= EXERCISES TO COMPLETE =
1. In the "Interesting picture" thread, what was Milkman handed on Saturday?
2. Transcribe the "Interesting picture" thread between "I agree it has" and "would be great,...thanks!", inclusive.
3. Go on with the "Interesting picture" thread from its final line.

= DOCUMENT EXCERPT =
# Interesting picture



## Milkman (Feb 2, 2006)

*Interesting picture(s) more added*

I was handed a disk on Saturday containing hundreds of digital images from our recent summer bash.

There are a number of shots that have a somewhat artistic quality.

This is one I rather like.


----------



## simescan (May 15, 2007)

Great pic,...could be titled "calm before the storm"....


----------



## Milkman (Feb 2, 2006)

simescan said:


> Great pic,...could be titled "calm before the storm"....


Thanks,

I agree it has a sort of "something is about to happen" element to it.

I have many great shots with the actual "storm".

I'll try to post some after work this evening.


----------



## simescan (May 15, 2007)

That would be great,...thanks!


----------



## Milkman (Feb 2, 2006)




----------



## Milkman (Feb 2, 2006)




----------



## NB-SK (Jul 28, 2007)

Great pics.


----------



## simescan (May 15, 2007)

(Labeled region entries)
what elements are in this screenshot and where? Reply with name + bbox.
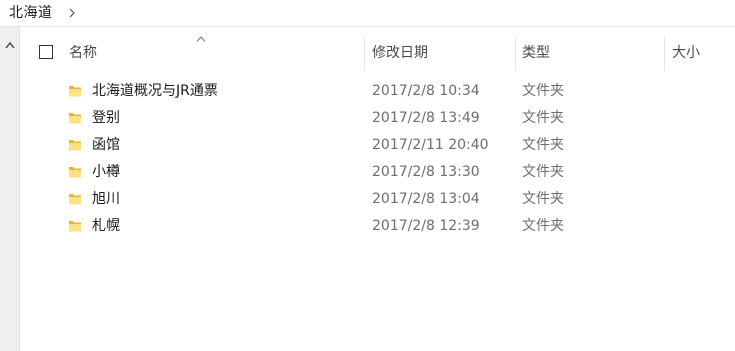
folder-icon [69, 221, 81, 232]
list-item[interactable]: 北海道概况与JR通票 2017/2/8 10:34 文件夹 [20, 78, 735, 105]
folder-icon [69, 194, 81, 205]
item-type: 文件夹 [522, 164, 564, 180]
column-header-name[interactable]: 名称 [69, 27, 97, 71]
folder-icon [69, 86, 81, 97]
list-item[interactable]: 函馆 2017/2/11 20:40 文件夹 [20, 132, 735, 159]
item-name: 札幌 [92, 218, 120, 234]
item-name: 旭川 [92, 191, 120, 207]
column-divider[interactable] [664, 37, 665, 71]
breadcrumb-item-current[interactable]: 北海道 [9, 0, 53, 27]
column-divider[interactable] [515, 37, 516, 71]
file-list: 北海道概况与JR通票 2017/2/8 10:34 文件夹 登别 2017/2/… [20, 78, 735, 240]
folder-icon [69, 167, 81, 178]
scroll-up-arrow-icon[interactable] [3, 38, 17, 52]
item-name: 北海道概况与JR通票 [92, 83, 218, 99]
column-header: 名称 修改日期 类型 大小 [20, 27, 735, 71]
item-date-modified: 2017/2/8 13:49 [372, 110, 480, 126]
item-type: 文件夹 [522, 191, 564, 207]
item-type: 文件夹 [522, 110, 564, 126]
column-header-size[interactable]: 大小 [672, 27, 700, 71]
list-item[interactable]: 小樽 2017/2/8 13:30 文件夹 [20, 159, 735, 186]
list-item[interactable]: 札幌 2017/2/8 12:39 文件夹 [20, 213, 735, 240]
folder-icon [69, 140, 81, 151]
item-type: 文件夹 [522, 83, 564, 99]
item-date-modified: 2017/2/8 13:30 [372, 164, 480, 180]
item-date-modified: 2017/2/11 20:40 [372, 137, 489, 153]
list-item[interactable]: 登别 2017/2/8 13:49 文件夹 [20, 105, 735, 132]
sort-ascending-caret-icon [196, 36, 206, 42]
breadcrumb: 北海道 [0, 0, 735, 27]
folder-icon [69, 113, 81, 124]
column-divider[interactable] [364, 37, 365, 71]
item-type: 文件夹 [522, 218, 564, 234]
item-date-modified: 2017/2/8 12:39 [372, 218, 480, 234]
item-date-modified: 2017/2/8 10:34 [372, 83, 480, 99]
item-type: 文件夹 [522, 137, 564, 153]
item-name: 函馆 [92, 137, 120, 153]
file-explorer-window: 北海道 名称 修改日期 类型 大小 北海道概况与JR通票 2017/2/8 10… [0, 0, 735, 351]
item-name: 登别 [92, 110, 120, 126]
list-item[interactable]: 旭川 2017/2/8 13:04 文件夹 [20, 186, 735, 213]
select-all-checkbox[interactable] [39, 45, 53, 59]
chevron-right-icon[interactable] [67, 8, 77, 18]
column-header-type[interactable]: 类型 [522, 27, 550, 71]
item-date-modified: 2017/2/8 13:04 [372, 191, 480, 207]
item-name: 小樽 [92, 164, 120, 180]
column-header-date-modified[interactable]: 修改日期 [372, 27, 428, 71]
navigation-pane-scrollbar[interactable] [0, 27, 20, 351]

= EXPECTED RESULTS =
1. A disk containing hundreds of digital images from the recent summer bash.

2.
I agree it has a sort of "something is about to happen" element to it.

I have many great shots with the actual "storm".

I'll try to post some after work this evening.


----------



## simescan (May 15, 2007)

That would be great,...thanks!

3.
These are some good shots,...this guy/girl must (or should) be doing this professionally...


----------



## Milkman (Feb 2, 2006)

simescan said:


> These are some good shots,...this guy/girl must (or should) be doing this professionally...



The photographer is my drummer's dad. He's a retired gentleman who happens to have a knack for taking great pictures and who has a very nice digital SLR camera.

He brings it to the bigger shows and generally takes approximately 600 shots over the course of a three set evening.

I agree he's got skills and I'm very grateful to have his generous participation.


----------



## greco (Jul 15, 2007)

Fantastic pics !!...please forward my congrats and admiration for his work to the photographer.

Thanks for posting these works of art.

Dave


----------



## Milkman (Feb 2, 2006)

greco said:


> Fantastic pics !!...please forward my congrats and admiration for his work to the photographer.
> 
> Thanks for posting these works of art.
> 
> Dave



Thank you and I will (I tell him every chance I get).


----------



## Milkman (Feb 2, 2006)




----------



## mario (Feb 18, 2006)

Awesome pics Milkman! You and your band look very professional.


----------



## Milkman (Feb 2, 2006)

mario said:


> Awesome pics Milkman! You and your band look very professional.


Thanks man.

It is what it is. We do enjoy putting on a show though.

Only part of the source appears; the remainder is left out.